• PROBLEM DETAILS:
Each line of the listing that contains the word "Other" is to be copied.

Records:
------------------------------

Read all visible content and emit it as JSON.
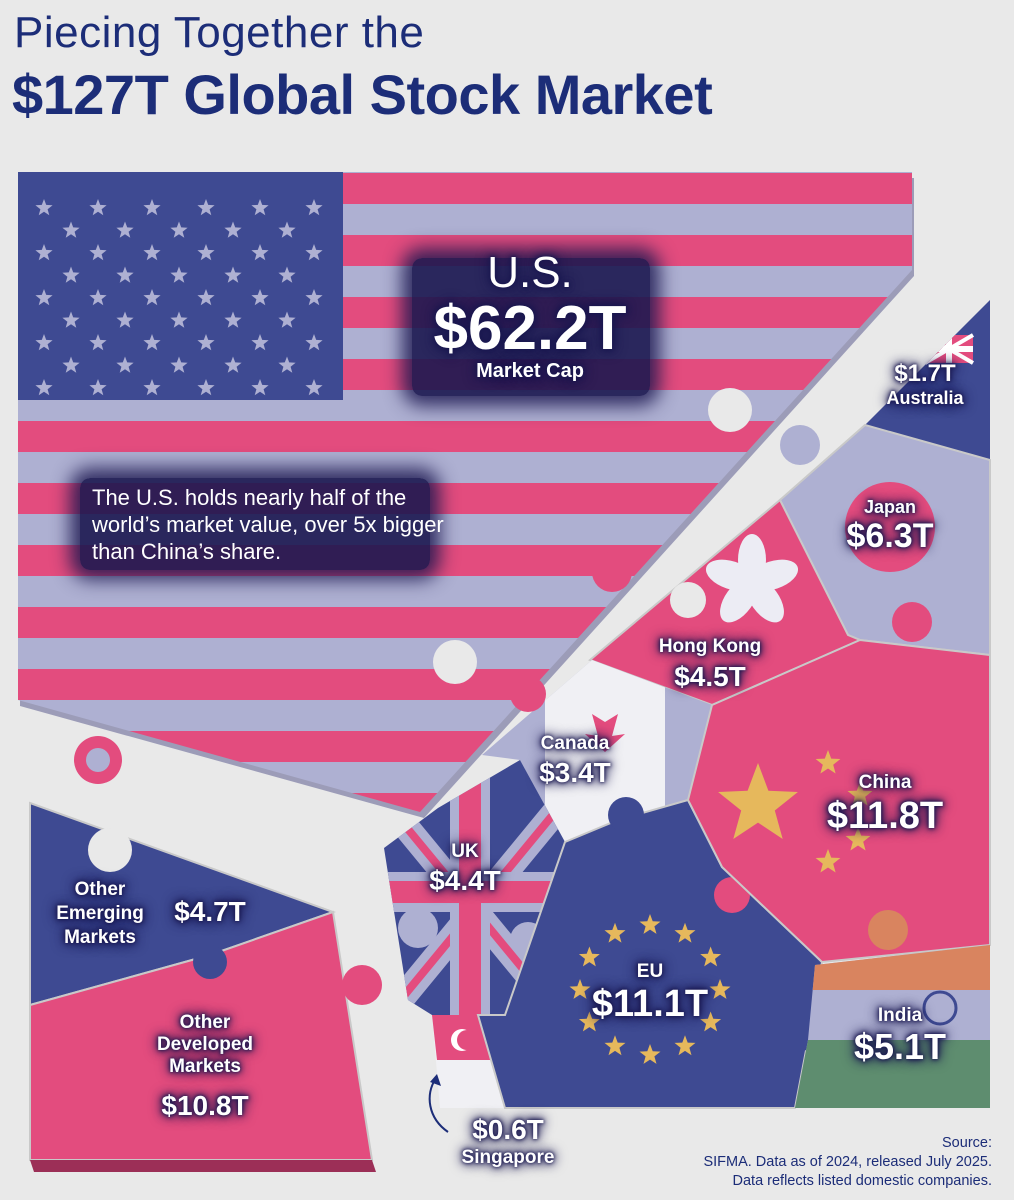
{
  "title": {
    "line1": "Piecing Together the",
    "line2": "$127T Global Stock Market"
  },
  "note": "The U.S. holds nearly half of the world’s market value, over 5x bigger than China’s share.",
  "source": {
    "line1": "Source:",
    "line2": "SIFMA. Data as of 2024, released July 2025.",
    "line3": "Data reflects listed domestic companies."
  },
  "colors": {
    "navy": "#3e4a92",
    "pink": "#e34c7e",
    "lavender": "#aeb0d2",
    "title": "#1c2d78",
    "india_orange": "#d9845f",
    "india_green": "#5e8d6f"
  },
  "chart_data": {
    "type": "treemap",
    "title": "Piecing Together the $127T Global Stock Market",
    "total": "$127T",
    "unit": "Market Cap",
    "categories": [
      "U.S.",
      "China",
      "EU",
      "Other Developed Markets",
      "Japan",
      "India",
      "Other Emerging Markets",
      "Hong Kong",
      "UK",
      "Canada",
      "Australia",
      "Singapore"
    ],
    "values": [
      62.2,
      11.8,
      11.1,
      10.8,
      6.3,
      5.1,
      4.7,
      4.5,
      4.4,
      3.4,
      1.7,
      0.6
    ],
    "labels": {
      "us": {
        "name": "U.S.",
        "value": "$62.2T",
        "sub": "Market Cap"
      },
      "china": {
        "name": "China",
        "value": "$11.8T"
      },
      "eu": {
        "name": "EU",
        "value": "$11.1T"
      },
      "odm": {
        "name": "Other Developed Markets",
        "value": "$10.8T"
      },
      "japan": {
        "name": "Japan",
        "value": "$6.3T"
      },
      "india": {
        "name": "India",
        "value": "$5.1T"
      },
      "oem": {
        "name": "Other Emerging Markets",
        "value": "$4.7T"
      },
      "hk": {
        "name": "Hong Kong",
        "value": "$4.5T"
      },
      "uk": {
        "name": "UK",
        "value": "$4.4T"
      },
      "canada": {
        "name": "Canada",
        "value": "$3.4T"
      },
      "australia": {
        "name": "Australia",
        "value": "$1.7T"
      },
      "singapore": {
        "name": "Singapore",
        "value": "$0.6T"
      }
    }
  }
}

------------------------------

• TASK RESPONSE:
      "Other Developed Markets",
      "Other Emerging Markets",
        "name": "Other Developed Markets",
        "name": "Other Emerging Markets",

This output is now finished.